TO DO |
Are you able to retype all the records below exactly?

* Start *

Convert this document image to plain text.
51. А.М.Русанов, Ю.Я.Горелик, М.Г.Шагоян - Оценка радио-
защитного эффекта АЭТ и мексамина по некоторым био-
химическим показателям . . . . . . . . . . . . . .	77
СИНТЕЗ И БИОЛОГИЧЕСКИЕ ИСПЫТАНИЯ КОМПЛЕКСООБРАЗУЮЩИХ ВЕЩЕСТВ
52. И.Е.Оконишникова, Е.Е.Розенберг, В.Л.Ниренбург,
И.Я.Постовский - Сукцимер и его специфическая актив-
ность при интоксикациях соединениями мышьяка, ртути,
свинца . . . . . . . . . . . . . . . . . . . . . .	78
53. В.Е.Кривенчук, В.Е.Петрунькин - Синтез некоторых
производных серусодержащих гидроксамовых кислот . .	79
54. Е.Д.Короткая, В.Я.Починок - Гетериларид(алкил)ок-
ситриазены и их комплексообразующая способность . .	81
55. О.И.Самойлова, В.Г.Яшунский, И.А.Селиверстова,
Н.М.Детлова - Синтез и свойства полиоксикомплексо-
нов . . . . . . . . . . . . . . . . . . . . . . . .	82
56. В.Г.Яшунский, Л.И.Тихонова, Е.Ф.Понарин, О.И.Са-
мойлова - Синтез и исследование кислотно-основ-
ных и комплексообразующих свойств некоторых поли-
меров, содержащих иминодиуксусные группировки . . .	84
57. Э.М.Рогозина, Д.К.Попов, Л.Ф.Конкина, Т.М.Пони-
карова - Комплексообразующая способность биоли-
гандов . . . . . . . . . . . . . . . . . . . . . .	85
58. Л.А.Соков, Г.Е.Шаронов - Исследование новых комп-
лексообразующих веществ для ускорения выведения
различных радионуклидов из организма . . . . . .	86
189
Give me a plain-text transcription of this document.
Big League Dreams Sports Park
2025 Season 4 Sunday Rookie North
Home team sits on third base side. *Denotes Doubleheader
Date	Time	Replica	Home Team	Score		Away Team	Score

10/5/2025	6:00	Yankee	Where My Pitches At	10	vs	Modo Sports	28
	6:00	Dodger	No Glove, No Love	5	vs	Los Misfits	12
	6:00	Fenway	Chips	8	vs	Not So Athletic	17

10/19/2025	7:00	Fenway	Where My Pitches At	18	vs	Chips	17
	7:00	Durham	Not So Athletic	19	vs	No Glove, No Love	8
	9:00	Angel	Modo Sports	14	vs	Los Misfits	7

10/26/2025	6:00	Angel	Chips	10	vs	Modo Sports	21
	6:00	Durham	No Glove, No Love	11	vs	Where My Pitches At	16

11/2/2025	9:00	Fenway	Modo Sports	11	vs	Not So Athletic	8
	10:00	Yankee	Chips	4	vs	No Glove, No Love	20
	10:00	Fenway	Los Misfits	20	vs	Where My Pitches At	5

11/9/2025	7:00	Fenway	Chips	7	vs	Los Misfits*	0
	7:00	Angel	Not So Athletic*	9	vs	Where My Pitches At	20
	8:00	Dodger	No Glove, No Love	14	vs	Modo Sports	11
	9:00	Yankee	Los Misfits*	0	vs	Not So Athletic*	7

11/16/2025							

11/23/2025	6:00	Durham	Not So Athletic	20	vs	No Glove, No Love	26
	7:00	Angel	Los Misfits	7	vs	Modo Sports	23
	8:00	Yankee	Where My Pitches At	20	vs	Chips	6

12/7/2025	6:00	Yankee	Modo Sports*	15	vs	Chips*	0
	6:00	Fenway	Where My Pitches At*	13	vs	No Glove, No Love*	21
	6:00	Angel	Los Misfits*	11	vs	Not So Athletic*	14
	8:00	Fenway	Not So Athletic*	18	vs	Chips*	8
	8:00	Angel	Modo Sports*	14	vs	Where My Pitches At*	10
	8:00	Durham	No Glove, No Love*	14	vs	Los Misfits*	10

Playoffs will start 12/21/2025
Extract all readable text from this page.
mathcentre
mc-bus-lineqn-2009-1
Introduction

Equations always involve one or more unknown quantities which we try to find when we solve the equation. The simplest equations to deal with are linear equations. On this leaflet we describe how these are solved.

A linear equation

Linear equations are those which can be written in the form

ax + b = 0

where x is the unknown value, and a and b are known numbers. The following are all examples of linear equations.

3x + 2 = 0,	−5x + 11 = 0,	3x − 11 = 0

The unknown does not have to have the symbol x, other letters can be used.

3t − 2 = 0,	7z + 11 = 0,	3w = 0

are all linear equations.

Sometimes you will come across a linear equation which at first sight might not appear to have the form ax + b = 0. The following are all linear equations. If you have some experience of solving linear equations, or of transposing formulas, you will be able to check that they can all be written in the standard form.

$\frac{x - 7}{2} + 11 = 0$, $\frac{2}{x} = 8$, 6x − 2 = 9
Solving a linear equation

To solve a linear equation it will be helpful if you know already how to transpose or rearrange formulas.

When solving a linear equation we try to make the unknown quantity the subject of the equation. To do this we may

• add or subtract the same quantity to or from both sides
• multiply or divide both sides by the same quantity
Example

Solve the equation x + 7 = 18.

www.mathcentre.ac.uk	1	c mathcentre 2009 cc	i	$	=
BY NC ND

* End *

FINISHED EXERCISE |
Convert this document image to plain text.
51. А.М.Русанов, Ю.Я.Горелик, М.Г.Шагоян - Оценка радио-
защитного эффекта АЭТ и мексамина по некоторым био-
химическим показателям . . . . . . . . . . . . . .	77
СИНТЕЗ И БИОЛОГИЧЕСКИЕ ИСПЫТАНИЯ КОМПЛЕКСООБРАЗУЮЩИХ ВЕЩЕСТВ
52. И.Е.Оконишникова, Е.Е.Розенберг, В.Л.Ниренбург,
И.Я.Постовский - Сукцимер и его специфическая актив-
ность при интоксикациях соединениями мышьяка, ртути,
свинца . . . . . . . . . . . . . . . . . . . . . .	78
53. В.Е.Кривенчук, В.Е.Петрунькин - Синтез некоторых
производных серусодержащих гидроксамовых кислот . .	79
54. Е.Д.Короткая, В.Я.Починок - Гетериларид(алкил)ок-
ситриазены и их комплексообразующая способность . .	81
55. О.И.Самойлова, В.Г.Яшунский, И.А.Селиверстова,
Н.М.Детлова - Синтез и свойства полиоксикомплексо-
нов . . . . . . . . . . . . . . . . . . . . . . . .	82
56. В.Г.Яшунский, Л.И.Тихонова, Е.Ф.Понарин, О.И.Са-
мойлова - Синтез и исследование кислотно-основ-
ных и комплексообразующих свойств некоторых поли-
меров, содержащих иминодиуксусные группировки . . .	84
57. Э.М.Рогозина, Д.К.Попов, Л.Ф.Конкина, Т.М.Пони-
карова - Комплексообразующая способность биоли-
гандов . . . . . . . . . . . . . . . . . . . . . .	85
58. Л.А.Соков, Г.Е.Шаронов - Исследование новых комп-
лексообразующих веществ для ускорения выведения
различных радионуклидов из организма . . . . . .	86
189
Give me a plain-text transcription of this document.
Big League Dreams Sports Park
2025 Season 4 Sunday Rookie North
Home team sits on third base side. *Denotes Doubleheader
Date	Time	Replica	Home Team	Score		Away Team	Score

10/5/2025	6:00	Yankee	Where My Pitches At	10	vs	Modo Sports	28
	6:00	Dodger	No Glove, No Love	5	vs	Los Misfits	12
	6:00	Fenway	Chips	8	vs	Not So Athletic	17

10/19/2025	7:00	Fenway	Where My Pitches At	18	vs	Chips	17
	7:00	Durham	Not So Athletic	19	vs	No Glove, No Love	8
	9:00	Angel	Modo Sports	14	vs	Los Misfits	7

10/26/2025	6:00	Angel	Chips	10	vs	Modo Sports	21
	6:00	Durham	No Glove, No Love	11	vs	Where My Pitches At	16

11/2/2025	9:00	Fenway	Modo Sports	11	vs	Not So Athletic	8
	10:00	Yankee	Chips	4	vs	No Glove, No Love	20
	10:00	Fenway	Los Misfits	20	vs	Where My Pitches At	5

11/9/2025	7:00	Fenway	Chips	7	vs	Los Misfits*	0
	7:00	Angel	Not So Athletic*	9	vs	Where My Pitches At	20
	8:00	Dodger	No Glove, No Love	14	vs	Modo Sports	11
	9:00	Yankee	Los Misfits*	0	vs	Not So Athletic*	7

11/16/2025							

11/23/2025	6:00	Durham	Not So Athletic	20	vs	No Glove, No Love	26
	7:00	Angel	Los Misfits	7	vs	Modo Sports	23
	8:00	Yankee	Where My Pitches At	20	vs	Chips	6

12/7/2025	6:00	Yankee	Modo Sports*	15	vs	Chips*	0
	6:00	Fenway	Where My Pitches At*	13	vs	No Glove, No Love*	21
	6:00	Angel	Los Misfits*	11	vs	Not So Athletic*	14
	8:00	Fenway	Not So Athletic*	18	vs	Chips*	8
	8:00	Angel	Modo Sports*	14	vs	Where My Pitches At*	10
	8:00	Durham	No Glove, No Love*	14	vs	Los Misfits*	10

Playoffs will start 12/21/2025
Extract all readable text from this page.
mathcentre
mc-bus-lineqn-2009-1
Introduction

Equations always involve one or more unknown quantities which we try to find when we solve the equation. The simplest equations to deal with are linear equations. On this leaflet we describe how these are solved.

A linear equation

Linear equations are those which can be written in the form

ax + b = 0

where x is the unknown value, and a and b are known numbers. The following are all examples of linear equations.

3x + 2 = 0,	−5x + 11 = 0,	3x − 11 = 0

The unknown does not have to have the symbol x, other letters can be used.

3t − 2 = 0,	7z + 11 = 0,	3w = 0

are all linear equations.

Sometimes you will come across a linear equation which at first sight might not appear to have the form ax + b = 0. The following are all linear equations. If you have some experience of solving linear equations, or of transposing formulas, you will be able to check that they can all be written in the standard form.

$\frac{x - 7}{2} + 11 = 0$, $\frac{2}{x} = 8$, 6x − 2 = 9
Solving a linear equation

To solve a linear equation it will be helpful if you know already how to transpose or rearrange formulas.

When solving a linear equation we try to make the unknown quantity the subject of the equation. To do this we may

• add or subtract the same quantity to or from both sides
• multiply or divide both sides by the same quantity
Example

Solve the equation x + 7 = 18.

www.mathcentre.ac.uk	1	c mathcentre 2009 cc	i	$	=
BY NC ND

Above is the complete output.